• _GOAL OF THE EXERCISE_
Go to the line that contains "Type out the text in this image.", then write out that line and all that follow to the end of the listing, exactly and without pictures.
RECORDS SUPPLIED start
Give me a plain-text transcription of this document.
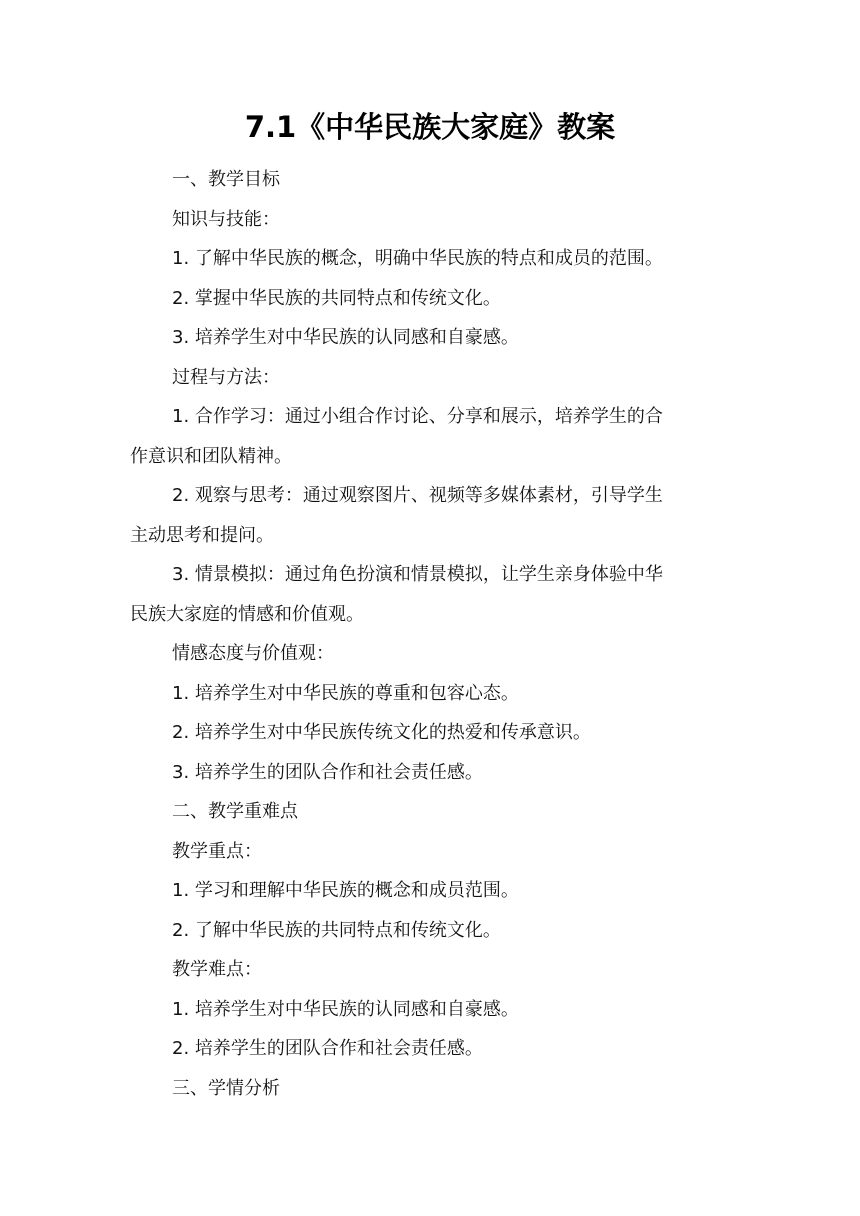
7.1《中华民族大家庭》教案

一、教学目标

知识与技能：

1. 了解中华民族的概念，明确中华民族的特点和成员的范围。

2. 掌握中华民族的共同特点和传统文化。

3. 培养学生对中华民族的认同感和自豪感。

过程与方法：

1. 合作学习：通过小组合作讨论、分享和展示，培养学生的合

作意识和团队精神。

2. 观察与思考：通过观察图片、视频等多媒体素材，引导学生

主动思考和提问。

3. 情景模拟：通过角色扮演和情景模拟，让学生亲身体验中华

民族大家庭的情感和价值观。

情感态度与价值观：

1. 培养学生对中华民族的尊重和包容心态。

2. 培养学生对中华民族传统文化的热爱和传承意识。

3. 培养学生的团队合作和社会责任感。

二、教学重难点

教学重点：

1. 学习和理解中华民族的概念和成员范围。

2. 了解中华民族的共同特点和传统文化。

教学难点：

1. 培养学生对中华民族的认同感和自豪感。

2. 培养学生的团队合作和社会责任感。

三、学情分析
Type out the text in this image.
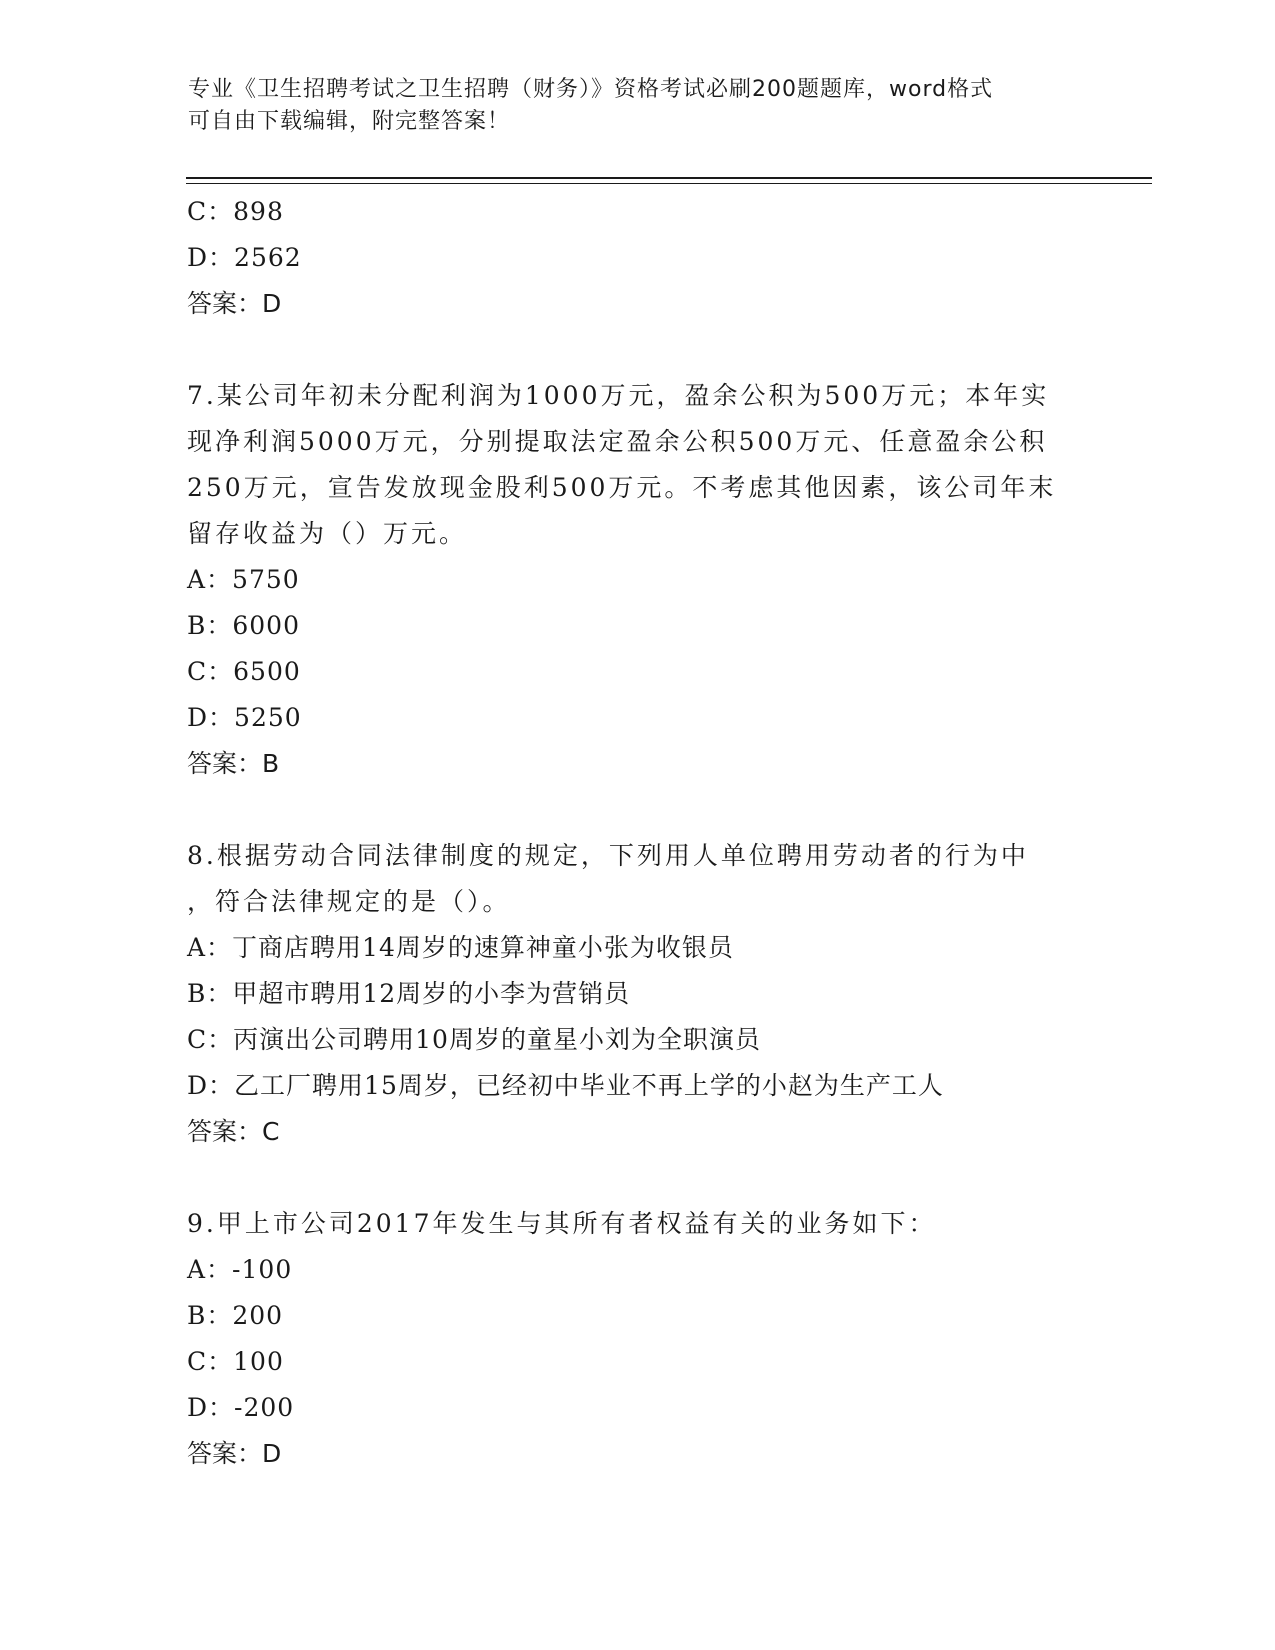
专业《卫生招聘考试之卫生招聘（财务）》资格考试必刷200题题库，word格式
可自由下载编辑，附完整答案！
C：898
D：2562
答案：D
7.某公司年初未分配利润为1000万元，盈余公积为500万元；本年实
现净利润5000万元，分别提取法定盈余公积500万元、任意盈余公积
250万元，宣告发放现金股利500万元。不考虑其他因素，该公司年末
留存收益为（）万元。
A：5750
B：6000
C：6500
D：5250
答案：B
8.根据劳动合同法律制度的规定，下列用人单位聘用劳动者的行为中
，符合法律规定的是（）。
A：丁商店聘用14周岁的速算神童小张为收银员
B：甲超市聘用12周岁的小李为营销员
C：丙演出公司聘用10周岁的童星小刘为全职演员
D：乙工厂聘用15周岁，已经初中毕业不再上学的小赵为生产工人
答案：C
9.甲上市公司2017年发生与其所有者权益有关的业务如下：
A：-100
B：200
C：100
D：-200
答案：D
RECORDS SUPPLIED end
• _RESPONSE TO THE TASK_
Type out the text in this image.
专业《卫生招聘考试之卫生招聘（财务）》资格考试必刷200题题库，word格式
可自由下载编辑，附完整答案！
C：898
D：2562
答案：D
7.某公司年初未分配利润为1000万元，盈余公积为500万元；本年实
现净利润5000万元，分别提取法定盈余公积500万元、任意盈余公积
250万元，宣告发放现金股利500万元。不考虑其他因素，该公司年末
留存收益为（）万元。
A：5750
B：6000
C：6500
D：5250
答案：B
8.根据劳动合同法律制度的规定，下列用人单位聘用劳动者的行为中
，符合法律规定的是（）。
A：丁商店聘用14周岁的速算神童小张为收银员
B：甲超市聘用12周岁的小李为营销员
C：丙演出公司聘用10周岁的童星小刘为全职演员
D：乙工厂聘用15周岁，已经初中毕业不再上学的小赵为生产工人
答案：C
9.甲上市公司2017年发生与其所有者权益有关的业务如下：
A：-100
B：200
C：100
D：-200
答案：D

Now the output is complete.